BEGIN INFORMATION GIVEN

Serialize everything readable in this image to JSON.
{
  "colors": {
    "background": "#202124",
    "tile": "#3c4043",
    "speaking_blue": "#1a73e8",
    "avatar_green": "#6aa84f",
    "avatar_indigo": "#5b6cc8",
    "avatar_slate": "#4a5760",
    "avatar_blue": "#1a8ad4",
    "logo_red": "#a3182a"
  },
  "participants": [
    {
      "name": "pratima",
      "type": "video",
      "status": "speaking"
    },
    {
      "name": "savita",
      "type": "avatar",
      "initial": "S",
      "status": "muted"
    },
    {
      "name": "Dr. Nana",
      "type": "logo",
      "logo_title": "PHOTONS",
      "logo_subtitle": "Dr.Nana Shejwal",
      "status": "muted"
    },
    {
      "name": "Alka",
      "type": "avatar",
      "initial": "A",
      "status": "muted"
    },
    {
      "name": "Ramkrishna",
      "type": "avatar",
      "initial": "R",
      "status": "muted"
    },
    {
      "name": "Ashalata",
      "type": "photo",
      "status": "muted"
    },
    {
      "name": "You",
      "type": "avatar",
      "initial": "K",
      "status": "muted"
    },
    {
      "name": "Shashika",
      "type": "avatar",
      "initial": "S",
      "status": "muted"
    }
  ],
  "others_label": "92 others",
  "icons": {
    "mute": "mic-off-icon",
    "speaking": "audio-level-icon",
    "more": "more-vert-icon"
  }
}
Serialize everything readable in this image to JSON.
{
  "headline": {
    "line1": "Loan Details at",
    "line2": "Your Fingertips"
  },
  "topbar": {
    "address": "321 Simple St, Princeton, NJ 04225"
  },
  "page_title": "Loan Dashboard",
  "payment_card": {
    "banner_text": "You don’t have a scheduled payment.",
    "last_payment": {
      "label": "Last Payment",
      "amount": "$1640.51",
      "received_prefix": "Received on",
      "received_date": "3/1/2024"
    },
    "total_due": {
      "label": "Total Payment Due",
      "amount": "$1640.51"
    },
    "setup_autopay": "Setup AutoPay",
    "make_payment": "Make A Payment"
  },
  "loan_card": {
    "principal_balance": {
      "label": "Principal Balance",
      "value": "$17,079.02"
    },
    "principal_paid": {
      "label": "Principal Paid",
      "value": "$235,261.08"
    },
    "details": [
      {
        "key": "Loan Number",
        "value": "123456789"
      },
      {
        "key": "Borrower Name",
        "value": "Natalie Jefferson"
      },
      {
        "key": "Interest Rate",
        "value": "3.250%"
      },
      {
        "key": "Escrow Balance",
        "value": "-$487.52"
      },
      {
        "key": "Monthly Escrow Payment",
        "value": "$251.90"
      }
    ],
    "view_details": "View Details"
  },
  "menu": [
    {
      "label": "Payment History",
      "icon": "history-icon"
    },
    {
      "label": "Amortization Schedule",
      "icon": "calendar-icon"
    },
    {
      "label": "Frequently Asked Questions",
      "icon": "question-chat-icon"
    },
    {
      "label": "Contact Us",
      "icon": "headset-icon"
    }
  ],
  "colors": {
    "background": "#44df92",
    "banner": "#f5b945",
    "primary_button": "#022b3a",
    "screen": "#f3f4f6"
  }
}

END INFORMATION GIVEN

◆ **WRITTEN PROBLEM**: Retype the records above exactly.

◆ **OUTPUT OF THE TASK**:
Serialize everything readable in this image to JSON.
{
  "colors": {
    "background": "#202124",
    "tile": "#3c4043",
    "speaking_blue": "#1a73e8",
    "avatar_green": "#6aa84f",
    "avatar_indigo": "#5b6cc8",
    "avatar_slate": "#4a5760",
    "avatar_blue": "#1a8ad4",
    "logo_red": "#a3182a"
  },
  "participants": [
    {
      "name": "pratima",
      "type": "video",
      "status": "speaking"
    },
    {
      "name": "savita",
      "type": "avatar",
      "initial": "S",
      "status": "muted"
    },
    {
      "name": "Dr. Nana",
      "type": "logo",
      "logo_title": "PHOTONS",
      "logo_subtitle": "Dr.Nana Shejwal",
      "status": "muted"
    },
    {
      "name": "Alka",
      "type": "avatar",
      "initial": "A",
      "status": "muted"
    },
    {
      "name": "Ramkrishna",
      "type": "avatar",
      "initial": "R",
      "status": "muted"
    },
    {
      "name": "Ashalata",
      "type": "photo",
      "status": "muted"
    },
    {
      "name": "You",
      "type": "avatar",
      "initial": "K",
      "status": "muted"
    },
    {
      "name": "Shashika",
      "type": "avatar",
      "initial": "S",
      "status": "muted"
    }
  ],
  "others_label": "92 others",
  "icons": {
    "mute": "mic-off-icon",
    "speaking": "audio-level-icon",
    "more": "more-vert-icon"
  }
}
Serialize everything readable in this image to JSON.
{
  "headline": {
    "line1": "Loan Details at",
    "line2": "Your Fingertips"
  },
  "topbar": {
    "address": "321 Simple St, Princeton, NJ 04225"
  },
  "page_title": "Loan Dashboard",
  "payment_card": {
    "banner_text": "You don’t have a scheduled payment.",
    "last_payment": {
      "label": "Last Payment",
      "amount": "$1640.51",
      "received_prefix": "Received on",
      "received_date": "3/1/2024"
    },
    "total_due": {
      "label": "Total Payment Due",
      "amount": "$1640.51"
    },
    "setup_autopay": "Setup AutoPay",
    "make_payment": "Make A Payment"
  },
  "loan_card": {
    "principal_balance": {
      "label": "Principal Balance",
      "value": "$17,079.02"
    },
    "principal_paid": {
      "label": "Principal Paid",
      "value": "$235,261.08"
    },
    "details": [
      {
        "key": "Loan Number",
        "value": "123456789"
      },
      {
        "key": "Borrower Name",
        "value": "Natalie Jefferson"
      },
      {
        "key": "Interest Rate",
        "value": "3.250%"
      },
      {
        "key": "Escrow Balance",
        "value": "-$487.52"
      },
      {
        "key": "Monthly Escrow Payment",
        "value": "$251.90"
      }
    ],
    "view_details": "View Details"
  },
  "menu": [
    {
      "label": "Payment History",
      "icon": "history-icon"
    },
    {
      "label": "Amortization Schedule",
      "icon": "calendar-icon"
    },
    {
      "label": "Frequently Asked Questions",
      "icon": "question-chat-icon"
    },
    {
      "label": "Contact Us",
      "icon": "headset-icon"
    }
  ],
  "colors": {
    "background": "#44df92",
    "banner": "#f5b945",
    "primary_button": "#022b3a",
    "screen": "#f3f4f6"
  }
}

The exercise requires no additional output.